SHORT TASK
Pull every line that holds the word "this" from the entries.
[BEGIN EXCERPTED RECORDS]
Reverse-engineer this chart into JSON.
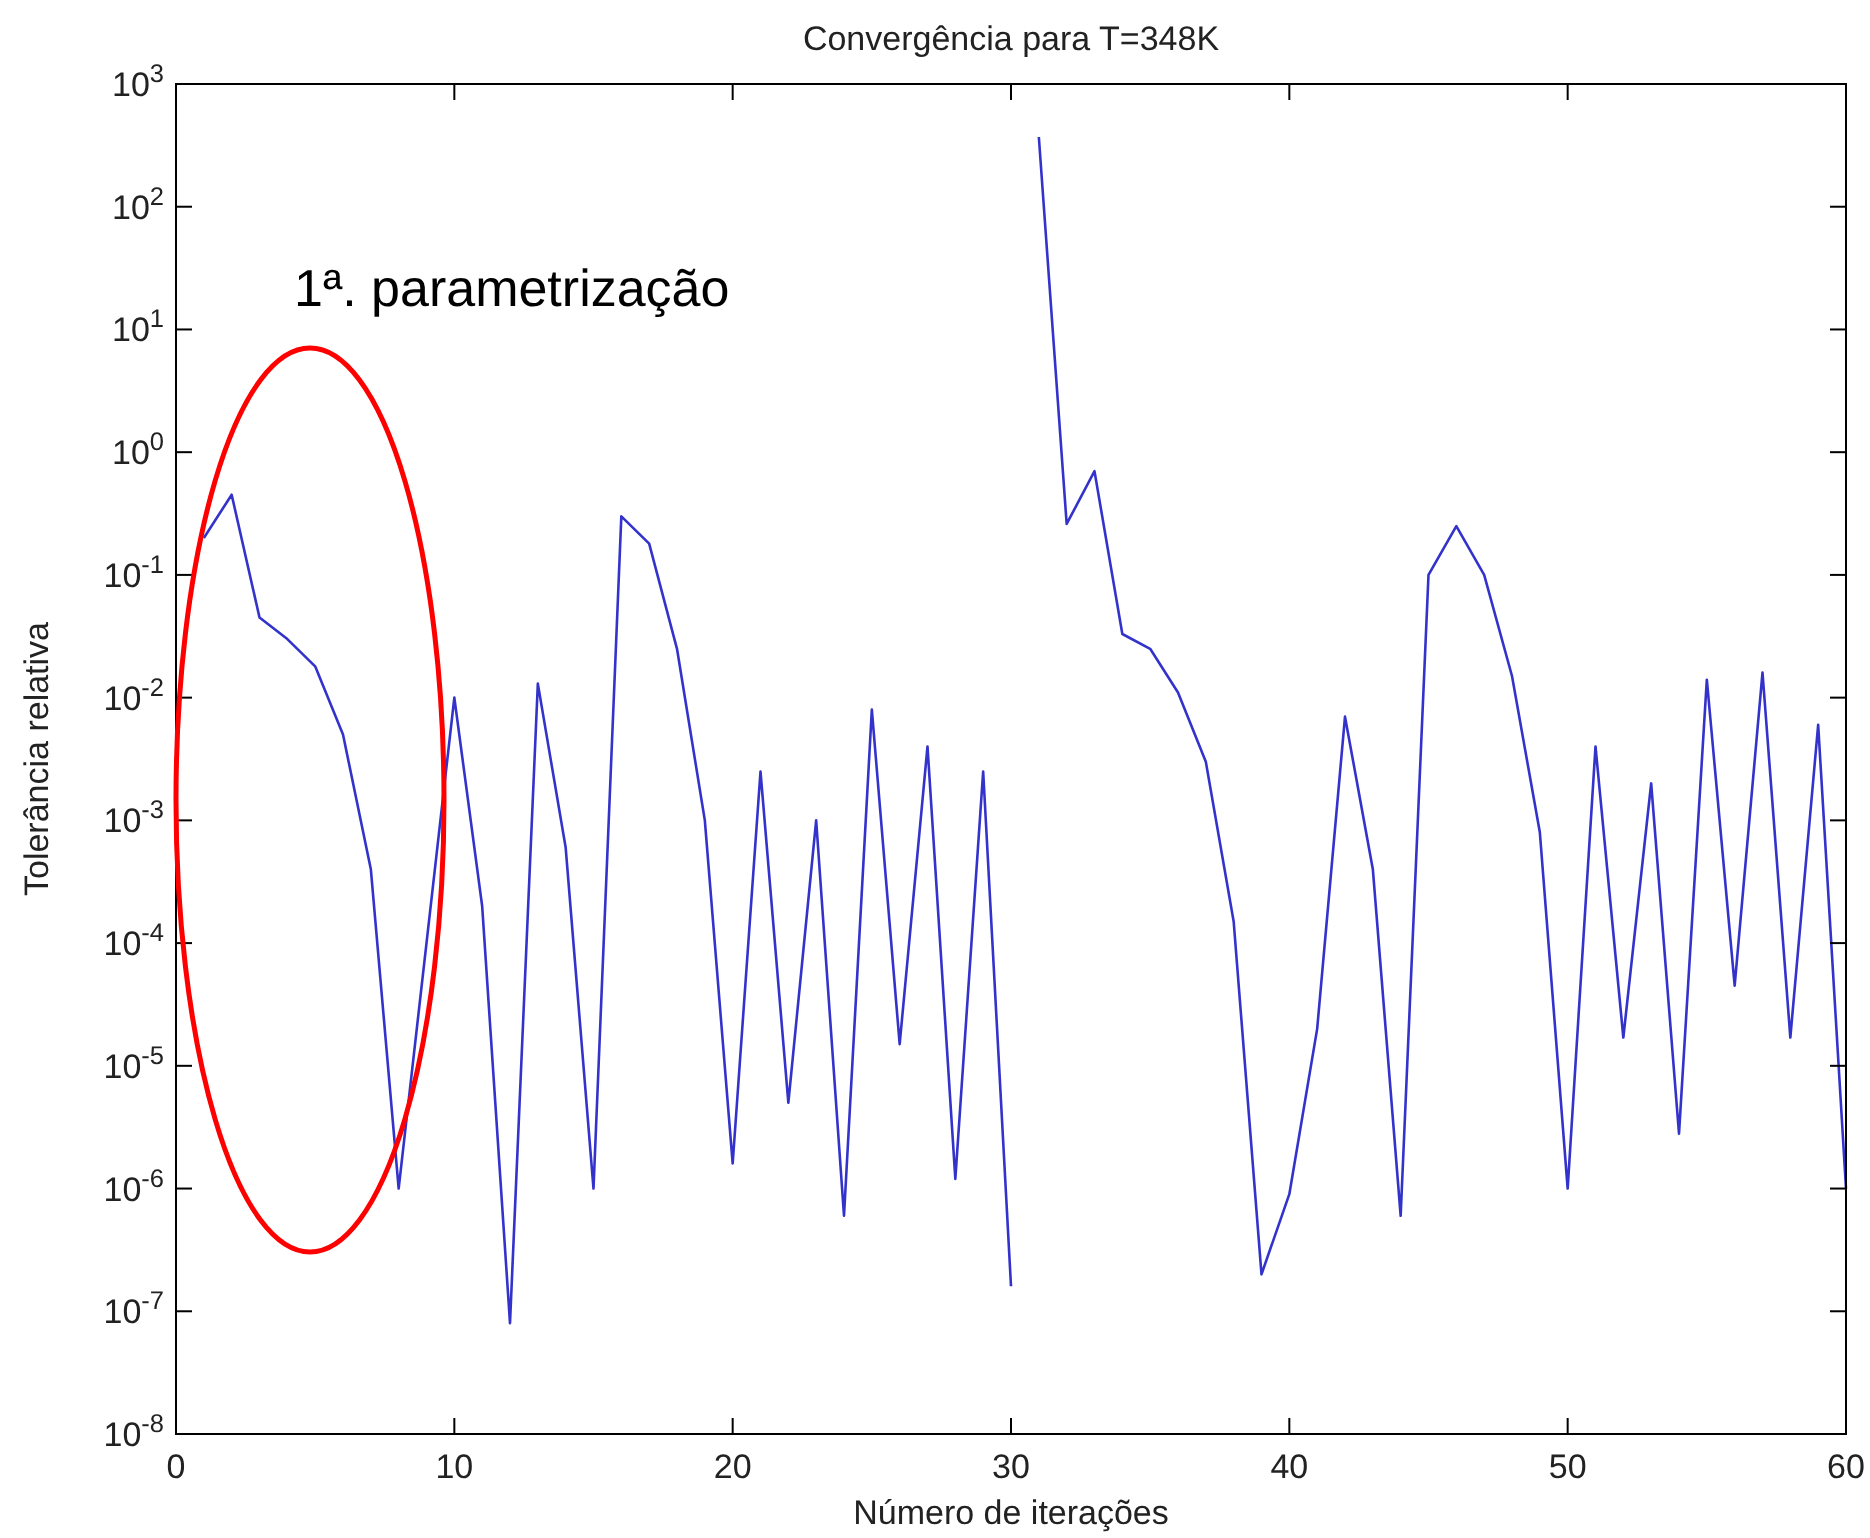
{
  "chart_data": {
    "type": "line",
    "title": "Convergência para T=348K",
    "xlabel": "Número de iterações",
    "ylabel": "Tolerância relativa",
    "annotations": [
      "1ª. parametrização"
    ],
    "log": "y",
    "grid": false,
    "xlim": [
      0,
      60
    ],
    "xticks": [
      0,
      10,
      20,
      30,
      40,
      50,
      60
    ],
    "ylim": [
      1e-08,
      1000
    ],
    "yticks": [
      {
        "value": 1e-08,
        "label": "10$^{-8}$"
      },
      {
        "value": 1e-07,
        "label": "10$^{-7}$"
      },
      {
        "value": 1e-06,
        "label": "10$^{-6}$"
      },
      {
        "value": 1e-05,
        "label": "10$^{-5}$"
      },
      {
        "value": 0.0001,
        "label": "10$^{-4}$"
      },
      {
        "value": 0.001,
        "label": "10$^{-3}$"
      },
      {
        "value": 0.01,
        "label": "10$^{-2}$"
      },
      {
        "value": 0.1,
        "label": "10$^{-1}$"
      },
      {
        "value": 1,
        "label": "10$^{0}$"
      },
      {
        "value": 10,
        "label": "10$^{1}$"
      },
      {
        "value": 100,
        "label": "10$^{2}$"
      },
      {
        "value": 1000,
        "label": "10$^{3}$"
      }
    ],
    "series": [
      {
        "color": "#3333cc",
        "x": [
          1,
          2,
          3,
          4,
          5,
          6,
          7,
          8,
          9,
          10,
          11,
          12,
          13,
          14,
          15,
          16,
          17,
          18,
          19,
          20,
          21,
          22,
          23,
          24,
          25,
          26,
          27,
          28,
          29,
          30
        ],
        "values": [
          0.2,
          0.45,
          0.045,
          0.03,
          0.018,
          0.005,
          0.0004,
          1e-06,
          0.0001,
          0.01,
          0.0002,
          8e-08,
          0.013,
          0.0006,
          1e-06,
          0.3,
          0.18,
          0.025,
          0.001,
          1.6e-06,
          0.0025,
          5e-06,
          0.001,
          6e-07,
          0.008,
          1.5e-05,
          0.004,
          1.2e-06,
          0.0025,
          1.6e-07
        ]
      },
      {
        "color": "#3333cc",
        "x": [
          31,
          32,
          33,
          34,
          35,
          36,
          37,
          38,
          39,
          40,
          41,
          42,
          43,
          44,
          45,
          46,
          47,
          48,
          49,
          50,
          51,
          52,
          53,
          54,
          55,
          56,
          57,
          58,
          59,
          60
        ],
        "values": [
          370,
          0.26,
          0.7,
          0.033,
          0.025,
          0.011,
          0.003,
          0.00015,
          2e-07,
          9e-07,
          2e-05,
          0.007,
          0.0004,
          6e-07,
          0.1,
          0.25,
          0.1,
          0.015,
          0.0008,
          1e-06,
          0.004,
          1.7e-05,
          0.002,
          2.8e-06,
          0.014,
          4.5e-05,
          0.016,
          1.7e-05,
          0.006,
          1e-06
        ]
      }
    ]
  }
}
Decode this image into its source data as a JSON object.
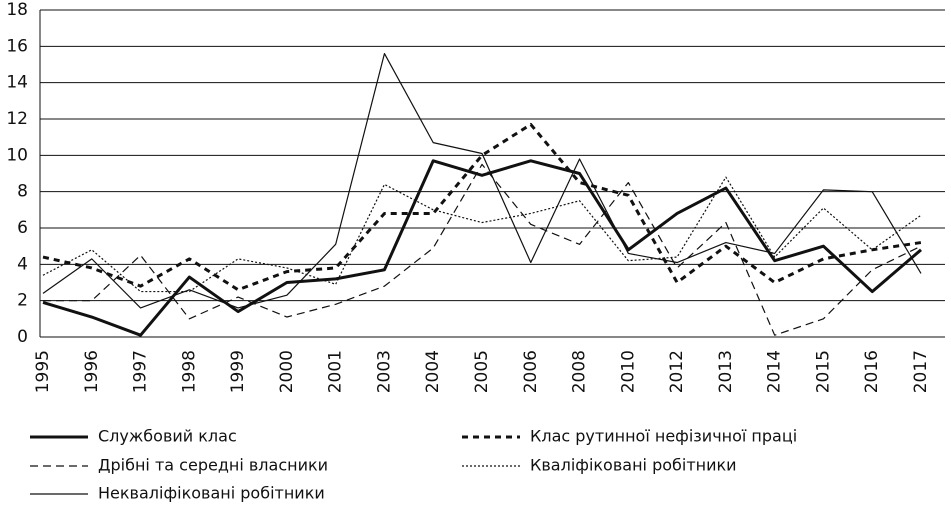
{
  "chart_data": {
    "type": "line",
    "categories": [
      "1995",
      "1996",
      "1997",
      "1998",
      "1999",
      "2000",
      "2001",
      "2003",
      "2004",
      "2005",
      "2006",
      "2008",
      "2010",
      "2012",
      "2013",
      "2014",
      "2015",
      "2016",
      "2017"
    ],
    "series": [
      {
        "name": "Службовий клас",
        "color": "#111111",
        "width": 3,
        "dash": "none",
        "values": [
          1.9,
          1.1,
          0.1,
          3.3,
          1.4,
          3.0,
          3.2,
          3.7,
          9.7,
          8.9,
          9.7,
          9.0,
          4.8,
          6.8,
          8.2,
          4.2,
          5.0,
          2.5,
          4.8
        ]
      },
      {
        "name": "Клас рутинної нефізичної праці",
        "color": "#111111",
        "width": 3,
        "dash": "6 5",
        "values": [
          4.4,
          3.8,
          2.8,
          4.3,
          2.6,
          3.6,
          3.8,
          6.8,
          6.8,
          10.0,
          11.7,
          8.5,
          7.8,
          3.0,
          5.0,
          3.0,
          4.3,
          4.8,
          5.2
        ]
      },
      {
        "name": "Дрібні та середні власники",
        "color": "#111111",
        "width": 1.2,
        "dash": "8 5",
        "values": [
          2.0,
          2.0,
          4.5,
          1.0,
          2.2,
          1.1,
          1.8,
          2.8,
          4.9,
          9.5,
          6.2,
          5.1,
          8.5,
          3.8,
          6.3,
          0.1,
          1.0,
          3.7,
          5.0
        ]
      },
      {
        "name": "Кваліфіковані робітники",
        "color": "#111111",
        "width": 1.2,
        "dash": "2 2",
        "values": [
          3.4,
          4.8,
          2.5,
          2.5,
          4.3,
          3.8,
          2.9,
          8.4,
          7.0,
          6.3,
          6.8,
          7.5,
          4.2,
          4.4,
          8.8,
          4.4,
          7.1,
          4.8,
          6.7
        ]
      },
      {
        "name": "Некваліфіковані робітники",
        "color": "#111111",
        "width": 1.2,
        "dash": "none",
        "values": [
          2.4,
          4.3,
          1.6,
          2.6,
          1.6,
          2.3,
          5.1,
          15.6,
          10.7,
          10.1,
          4.1,
          9.8,
          4.6,
          4.1,
          5.2,
          4.6,
          8.1,
          8.0,
          3.5
        ]
      }
    ],
    "ylim": [
      0,
      18
    ],
    "yticks": [
      0,
      2,
      4,
      6,
      8,
      10,
      12,
      14,
      16,
      18
    ],
    "grid": true
  }
}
[END EXCERPTED RECORDS]
OUTPUT
Reverse-engineer this chart into JSON.
Decode this image into its source data as a JSON object.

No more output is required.